**PROBLEM DETAILS:**
Print the listing that follows, character for character.

(Stored data)

## Begin

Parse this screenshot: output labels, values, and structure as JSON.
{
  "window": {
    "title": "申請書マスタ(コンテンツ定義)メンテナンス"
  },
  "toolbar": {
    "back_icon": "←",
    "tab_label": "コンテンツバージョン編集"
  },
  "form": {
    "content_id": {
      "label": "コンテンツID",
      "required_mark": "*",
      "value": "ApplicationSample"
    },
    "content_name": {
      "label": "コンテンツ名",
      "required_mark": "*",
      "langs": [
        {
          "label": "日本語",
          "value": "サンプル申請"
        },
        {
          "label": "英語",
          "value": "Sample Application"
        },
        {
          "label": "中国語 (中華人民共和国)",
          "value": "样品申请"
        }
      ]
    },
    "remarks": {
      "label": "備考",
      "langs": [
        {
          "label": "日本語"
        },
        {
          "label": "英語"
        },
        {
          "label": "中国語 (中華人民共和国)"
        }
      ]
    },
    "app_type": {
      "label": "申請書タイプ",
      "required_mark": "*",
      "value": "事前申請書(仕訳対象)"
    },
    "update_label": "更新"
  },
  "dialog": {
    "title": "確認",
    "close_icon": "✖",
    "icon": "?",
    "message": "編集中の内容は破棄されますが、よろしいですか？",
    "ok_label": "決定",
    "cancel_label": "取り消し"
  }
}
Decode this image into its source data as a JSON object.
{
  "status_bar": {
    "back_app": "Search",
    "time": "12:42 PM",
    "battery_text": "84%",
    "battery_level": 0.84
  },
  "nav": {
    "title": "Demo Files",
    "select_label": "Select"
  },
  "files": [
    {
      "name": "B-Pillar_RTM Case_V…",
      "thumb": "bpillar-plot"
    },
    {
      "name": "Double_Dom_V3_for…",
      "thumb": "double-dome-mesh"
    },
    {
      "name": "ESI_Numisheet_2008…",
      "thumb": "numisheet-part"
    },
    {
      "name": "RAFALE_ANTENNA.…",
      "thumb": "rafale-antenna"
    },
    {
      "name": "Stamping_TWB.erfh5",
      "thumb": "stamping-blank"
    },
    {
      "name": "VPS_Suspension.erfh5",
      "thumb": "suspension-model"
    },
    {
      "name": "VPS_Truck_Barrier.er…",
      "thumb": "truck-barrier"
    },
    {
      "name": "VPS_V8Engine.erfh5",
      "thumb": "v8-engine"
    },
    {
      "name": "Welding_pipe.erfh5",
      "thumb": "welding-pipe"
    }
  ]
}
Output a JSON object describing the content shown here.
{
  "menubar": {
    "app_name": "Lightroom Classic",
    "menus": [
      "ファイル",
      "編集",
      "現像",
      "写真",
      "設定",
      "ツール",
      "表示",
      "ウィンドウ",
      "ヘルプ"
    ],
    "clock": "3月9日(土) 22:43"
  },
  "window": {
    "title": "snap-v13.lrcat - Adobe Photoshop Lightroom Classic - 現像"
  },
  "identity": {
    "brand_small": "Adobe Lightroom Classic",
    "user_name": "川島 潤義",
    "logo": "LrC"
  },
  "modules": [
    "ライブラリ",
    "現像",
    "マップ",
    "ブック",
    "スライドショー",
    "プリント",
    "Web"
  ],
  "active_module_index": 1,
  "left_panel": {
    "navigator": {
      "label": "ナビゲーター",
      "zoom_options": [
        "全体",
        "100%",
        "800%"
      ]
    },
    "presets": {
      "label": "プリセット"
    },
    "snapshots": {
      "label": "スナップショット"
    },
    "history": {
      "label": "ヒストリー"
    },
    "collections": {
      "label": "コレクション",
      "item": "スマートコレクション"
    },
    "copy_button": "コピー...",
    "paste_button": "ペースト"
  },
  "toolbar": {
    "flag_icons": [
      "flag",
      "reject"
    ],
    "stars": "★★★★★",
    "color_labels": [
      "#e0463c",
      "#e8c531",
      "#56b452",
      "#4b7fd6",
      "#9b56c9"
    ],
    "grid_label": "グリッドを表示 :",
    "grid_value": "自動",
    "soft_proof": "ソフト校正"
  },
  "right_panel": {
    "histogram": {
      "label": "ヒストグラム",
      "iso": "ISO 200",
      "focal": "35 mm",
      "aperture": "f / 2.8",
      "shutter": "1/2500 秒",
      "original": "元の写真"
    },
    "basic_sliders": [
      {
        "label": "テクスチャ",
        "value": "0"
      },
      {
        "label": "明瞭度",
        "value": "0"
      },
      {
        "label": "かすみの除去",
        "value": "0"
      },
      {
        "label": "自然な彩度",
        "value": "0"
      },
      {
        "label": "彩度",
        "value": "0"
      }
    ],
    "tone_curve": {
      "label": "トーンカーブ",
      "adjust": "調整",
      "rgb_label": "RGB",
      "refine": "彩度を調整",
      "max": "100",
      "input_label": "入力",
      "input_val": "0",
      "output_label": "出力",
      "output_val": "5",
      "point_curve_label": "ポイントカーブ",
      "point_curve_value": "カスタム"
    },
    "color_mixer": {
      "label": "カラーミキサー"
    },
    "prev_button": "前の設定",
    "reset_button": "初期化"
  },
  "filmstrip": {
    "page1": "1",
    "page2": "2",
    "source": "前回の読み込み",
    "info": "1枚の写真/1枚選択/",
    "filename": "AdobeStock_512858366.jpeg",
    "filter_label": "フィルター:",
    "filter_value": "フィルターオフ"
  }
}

## End

**ANSWER TO THE EXERCISE:**
Parse this screenshot: output labels, values, and structure as JSON.
{
  "window": {
    "title": "申請書マスタ(コンテンツ定義)メンテナンス"
  },
  "toolbar": {
    "back_icon": "←",
    "tab_label": "コンテンツバージョン編集"
  },
  "form": {
    "content_id": {
      "label": "コンテンツID",
      "required_mark": "*",
      "value": "ApplicationSample"
    },
    "content_name": {
      "label": "コンテンツ名",
      "required_mark": "*",
      "langs": [
        {
          "label": "日本語",
          "value": "サンプル申請"
        },
        {
          "label": "英語",
          "value": "Sample Application"
        },
        {
          "label": "中国語 (中華人民共和国)",
          "value": "样品申请"
        }
      ]
    },
    "remarks": {
      "label": "備考",
      "langs": [
        {
          "label": "日本語"
        },
        {
          "label": "英語"
        },
        {
          "label": "中国語 (中華人民共和国)"
        }
      ]
    },
    "app_type": {
      "label": "申請書タイプ",
      "required_mark": "*",
      "value": "事前申請書(仕訳対象)"
    },
    "update_label": "更新"
  },
  "dialog": {
    "title": "確認",
    "close_icon": "✖",
    "icon": "?",
    "message": "編集中の内容は破棄されますが、よろしいですか？",
    "ok_label": "決定",
    "cancel_label": "取り消し"
  }
}
Decode this image into its source data as a JSON object.
{
  "status_bar": {
    "back_app": "Search",
    "time": "12:42 PM",
    "battery_text": "84%",
    "battery_level": 0.84
  },
  "nav": {
    "title": "Demo Files",
    "select_label": "Select"
  },
  "files": [
    {
      "name": "B-Pillar_RTM Case_V…",
      "thumb": "bpillar-plot"
    },
    {
      "name": "Double_Dom_V3_for…",
      "thumb": "double-dome-mesh"
    },
    {
      "name": "ESI_Numisheet_2008…",
      "thumb": "numisheet-part"
    },
    {
      "name": "RAFALE_ANTENNA.…",
      "thumb": "rafale-antenna"
    },
    {
      "name": "Stamping_TWB.erfh5",
      "thumb": "stamping-blank"
    },
    {
      "name": "VPS_Suspension.erfh5",
      "thumb": "suspension-model"
    },
    {
      "name": "VPS_Truck_Barrier.er…",
      "thumb": "truck-barrier"
    },
    {
      "name": "VPS_V8Engine.erfh5",
      "thumb": "v8-engine"
    },
    {
      "name": "Welding_pipe.erfh5",
      "thumb": "welding-pipe"
    }
  ]
}
Output a JSON object describing the content shown here.
{
  "menubar": {
    "app_name": "Lightroom Classic",
    "menus": [
      "ファイル",
      "編集",
      "現像",
      "写真",
      "設定",
      "ツール",
      "表示",
      "ウィンドウ",
      "ヘルプ"
    ],
    "clock": "3月9日(土) 22:43"
  },
  "window": {
    "title": "snap-v13.lrcat - Adobe Photoshop Lightroom Classic - 現像"
  },
  "identity": {
    "brand_small": "Adobe Lightroom Classic",
    "user_name": "川島 潤義",
    "logo": "LrC"
  },
  "modules": [
    "ライブラリ",
    "現像",
    "マップ",
    "ブック",
    "スライドショー",
    "プリント",
    "Web"
  ],
  "active_module_index": 1,
  "left_panel": {
    "navigator": {
      "label": "ナビゲーター",
      "zoom_options": [
        "全体",
        "100%",
        "800%"
      ]
    },
    "presets": {
      "label": "プリセット"
    },
    "snapshots": {
      "label": "スナップショット"
    },
    "history": {
      "label": "ヒストリー"
    },
    "collections": {
      "label": "コレクション",
      "item": "スマートコレクション"
    },
    "copy_button": "コピー...",
    "paste_button": "ペースト"
  },
  "toolbar": {
    "flag_icons": [
      "flag",
      "reject"
    ],
    "stars": "★★★★★",
    "color_labels": [
      "#e0463c",
      "#e8c531",
      "#56b452",
      "#4b7fd6",
      "#9b56c9"
    ],
    "grid_label": "グリッドを表示 :",
    "grid_value": "自動",
    "soft_proof": "ソフト校正"
  },
  "right_panel": {
    "histogram": {
      "label": "ヒストグラム",
      "iso": "ISO 200",
      "focal": "35 mm",
      "aperture": "f / 2.8",
      "shutter": "1/2500 秒",
      "original": "元の写真"
    },
    "basic_sliders": [
      {
        "label": "テクスチャ",
        "value": "0"
      },
      {
        "label": "明瞭度",
        "value": "0"
      },
      {
        "label": "かすみの除去",
        "value": "0"
      },
      {
        "label": "自然な彩度",
        "value": "0"
      },
      {
        "label": "彩度",
        "value": "0"
      }
    ],
    "tone_curve": {
      "label": "トーンカーブ",
      "adjust": "調整",
      "rgb_label": "RGB",
      "refine": "彩度を調整",
      "max": "100",
      "input_label": "入力",
      "input_val": "0",
      "output_label": "出力",
      "output_val": "5",
      "point_curve_label": "ポイントカーブ",
      "point_curve_value": "カスタム"
    },
    "color_mixer": {
      "label": "カラーミキサー"
    },
    "prev_button": "前の設定",
    "reset_button": "初期化"
  },
  "filmstrip": {
    "page1": "1",
    "page2": "2",
    "source": "前回の読み込み",
    "info": "1枚の写真/1枚選択/",
    "filename": "AdobeStock_512858366.jpeg",
    "filter_label": "フィルター:",
    "filter_value": "フィルターオフ"
  }
}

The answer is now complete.